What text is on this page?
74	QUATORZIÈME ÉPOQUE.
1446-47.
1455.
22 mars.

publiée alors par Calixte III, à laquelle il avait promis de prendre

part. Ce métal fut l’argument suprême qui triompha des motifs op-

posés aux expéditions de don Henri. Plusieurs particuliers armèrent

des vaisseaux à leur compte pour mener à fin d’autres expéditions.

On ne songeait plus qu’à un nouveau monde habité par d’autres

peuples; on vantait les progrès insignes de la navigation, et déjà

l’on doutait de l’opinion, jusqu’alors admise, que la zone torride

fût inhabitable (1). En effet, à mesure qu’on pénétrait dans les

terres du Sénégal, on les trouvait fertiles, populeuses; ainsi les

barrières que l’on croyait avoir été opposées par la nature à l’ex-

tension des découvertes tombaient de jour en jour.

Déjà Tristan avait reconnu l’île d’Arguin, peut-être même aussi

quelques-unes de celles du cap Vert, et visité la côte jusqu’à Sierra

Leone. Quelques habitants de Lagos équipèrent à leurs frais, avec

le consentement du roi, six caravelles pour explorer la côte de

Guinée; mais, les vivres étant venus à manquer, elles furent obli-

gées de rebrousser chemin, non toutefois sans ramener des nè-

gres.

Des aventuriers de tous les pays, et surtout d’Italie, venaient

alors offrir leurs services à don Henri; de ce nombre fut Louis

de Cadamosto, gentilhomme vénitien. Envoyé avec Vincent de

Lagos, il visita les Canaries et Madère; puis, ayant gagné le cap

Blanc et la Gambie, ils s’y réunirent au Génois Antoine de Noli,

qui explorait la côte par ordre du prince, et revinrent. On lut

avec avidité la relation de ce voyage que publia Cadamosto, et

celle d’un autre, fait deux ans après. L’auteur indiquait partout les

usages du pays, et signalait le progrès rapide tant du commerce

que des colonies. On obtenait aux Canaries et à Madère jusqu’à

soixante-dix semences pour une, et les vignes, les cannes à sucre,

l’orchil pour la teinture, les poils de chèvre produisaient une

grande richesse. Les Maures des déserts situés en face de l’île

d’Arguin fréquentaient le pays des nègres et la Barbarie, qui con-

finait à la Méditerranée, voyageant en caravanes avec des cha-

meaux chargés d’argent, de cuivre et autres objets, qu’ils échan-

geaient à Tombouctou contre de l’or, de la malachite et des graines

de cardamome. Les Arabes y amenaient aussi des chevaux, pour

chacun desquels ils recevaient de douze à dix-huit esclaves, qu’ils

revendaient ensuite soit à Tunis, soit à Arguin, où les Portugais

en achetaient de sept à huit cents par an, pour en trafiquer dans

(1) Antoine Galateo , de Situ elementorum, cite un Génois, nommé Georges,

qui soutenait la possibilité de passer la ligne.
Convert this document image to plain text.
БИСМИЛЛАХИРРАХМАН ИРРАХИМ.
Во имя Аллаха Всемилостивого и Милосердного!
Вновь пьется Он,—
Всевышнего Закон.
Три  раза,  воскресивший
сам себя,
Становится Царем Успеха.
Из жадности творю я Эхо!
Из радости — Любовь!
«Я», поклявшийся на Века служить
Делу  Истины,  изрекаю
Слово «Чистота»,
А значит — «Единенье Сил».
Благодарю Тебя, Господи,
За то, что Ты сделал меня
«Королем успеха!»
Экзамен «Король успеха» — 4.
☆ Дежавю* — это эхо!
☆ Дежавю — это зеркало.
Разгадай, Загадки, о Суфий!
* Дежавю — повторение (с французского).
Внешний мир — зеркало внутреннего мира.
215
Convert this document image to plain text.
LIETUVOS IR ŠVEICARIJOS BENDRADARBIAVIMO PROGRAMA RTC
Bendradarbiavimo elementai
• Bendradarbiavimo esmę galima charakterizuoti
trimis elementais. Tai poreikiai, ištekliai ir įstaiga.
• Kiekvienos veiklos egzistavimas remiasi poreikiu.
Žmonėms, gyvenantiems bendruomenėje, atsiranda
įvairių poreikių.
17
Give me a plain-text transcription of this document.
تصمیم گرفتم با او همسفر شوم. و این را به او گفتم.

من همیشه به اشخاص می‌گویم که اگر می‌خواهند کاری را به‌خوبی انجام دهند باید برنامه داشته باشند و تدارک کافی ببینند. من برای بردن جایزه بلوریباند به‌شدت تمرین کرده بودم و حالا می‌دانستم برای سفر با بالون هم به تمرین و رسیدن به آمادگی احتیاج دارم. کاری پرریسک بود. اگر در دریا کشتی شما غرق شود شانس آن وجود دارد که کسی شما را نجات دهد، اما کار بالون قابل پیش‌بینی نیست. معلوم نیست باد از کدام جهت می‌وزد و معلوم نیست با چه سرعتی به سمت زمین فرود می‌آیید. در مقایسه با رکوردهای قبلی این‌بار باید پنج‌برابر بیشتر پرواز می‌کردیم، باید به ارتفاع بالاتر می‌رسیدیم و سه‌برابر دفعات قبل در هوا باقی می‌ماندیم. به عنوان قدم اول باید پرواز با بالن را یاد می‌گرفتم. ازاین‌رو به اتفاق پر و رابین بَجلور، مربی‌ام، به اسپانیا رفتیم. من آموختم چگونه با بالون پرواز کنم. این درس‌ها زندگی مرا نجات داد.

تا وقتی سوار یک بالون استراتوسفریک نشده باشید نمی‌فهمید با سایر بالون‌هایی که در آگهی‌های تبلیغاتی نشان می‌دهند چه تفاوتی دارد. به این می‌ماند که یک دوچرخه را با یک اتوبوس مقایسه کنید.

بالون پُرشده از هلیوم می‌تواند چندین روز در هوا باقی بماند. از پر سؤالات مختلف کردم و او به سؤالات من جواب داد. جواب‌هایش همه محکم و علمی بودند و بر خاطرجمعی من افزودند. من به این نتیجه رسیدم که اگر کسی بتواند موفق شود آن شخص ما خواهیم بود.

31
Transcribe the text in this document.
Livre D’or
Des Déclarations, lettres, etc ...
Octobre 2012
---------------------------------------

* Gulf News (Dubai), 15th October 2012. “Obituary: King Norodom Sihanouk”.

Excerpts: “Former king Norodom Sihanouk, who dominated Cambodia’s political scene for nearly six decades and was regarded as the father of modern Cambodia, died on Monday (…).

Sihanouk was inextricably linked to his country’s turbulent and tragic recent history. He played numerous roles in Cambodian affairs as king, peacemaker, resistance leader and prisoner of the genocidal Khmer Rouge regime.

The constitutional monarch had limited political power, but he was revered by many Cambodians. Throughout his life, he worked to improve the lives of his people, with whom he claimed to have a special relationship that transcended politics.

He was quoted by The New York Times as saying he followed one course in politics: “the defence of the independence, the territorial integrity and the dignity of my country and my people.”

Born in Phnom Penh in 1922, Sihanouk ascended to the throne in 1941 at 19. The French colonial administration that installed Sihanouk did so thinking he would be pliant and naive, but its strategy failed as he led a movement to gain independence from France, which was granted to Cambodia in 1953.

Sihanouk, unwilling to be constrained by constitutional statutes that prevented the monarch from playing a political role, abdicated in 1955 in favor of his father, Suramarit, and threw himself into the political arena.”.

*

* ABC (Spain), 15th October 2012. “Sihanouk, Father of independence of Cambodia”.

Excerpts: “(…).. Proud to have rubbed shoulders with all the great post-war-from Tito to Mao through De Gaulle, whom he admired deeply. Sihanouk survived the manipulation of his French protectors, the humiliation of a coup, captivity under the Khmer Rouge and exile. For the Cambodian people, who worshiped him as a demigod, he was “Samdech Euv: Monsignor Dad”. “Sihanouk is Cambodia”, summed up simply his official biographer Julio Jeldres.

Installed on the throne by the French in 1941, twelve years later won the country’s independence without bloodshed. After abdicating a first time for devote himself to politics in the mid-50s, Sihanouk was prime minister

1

☆ ☆ ☆ ☆ ☆

### CHALLENGE
Show every line from the listing above in which the string "monarch" appears.

### COMPLETED EXERCISE
The constitutional monarch had limited political power, but he was revered by many Cambodians. Throughout his life, he worked to improve the lives of his people, with whom he claimed to have a special relationship that transcended politics.
Sihanouk, unwilling to be constrained by constitutional statutes that prevented the monarch from playing a political role, abdicated in 1955 in favor of his father, Suramarit, and threw himself into the political arena.”.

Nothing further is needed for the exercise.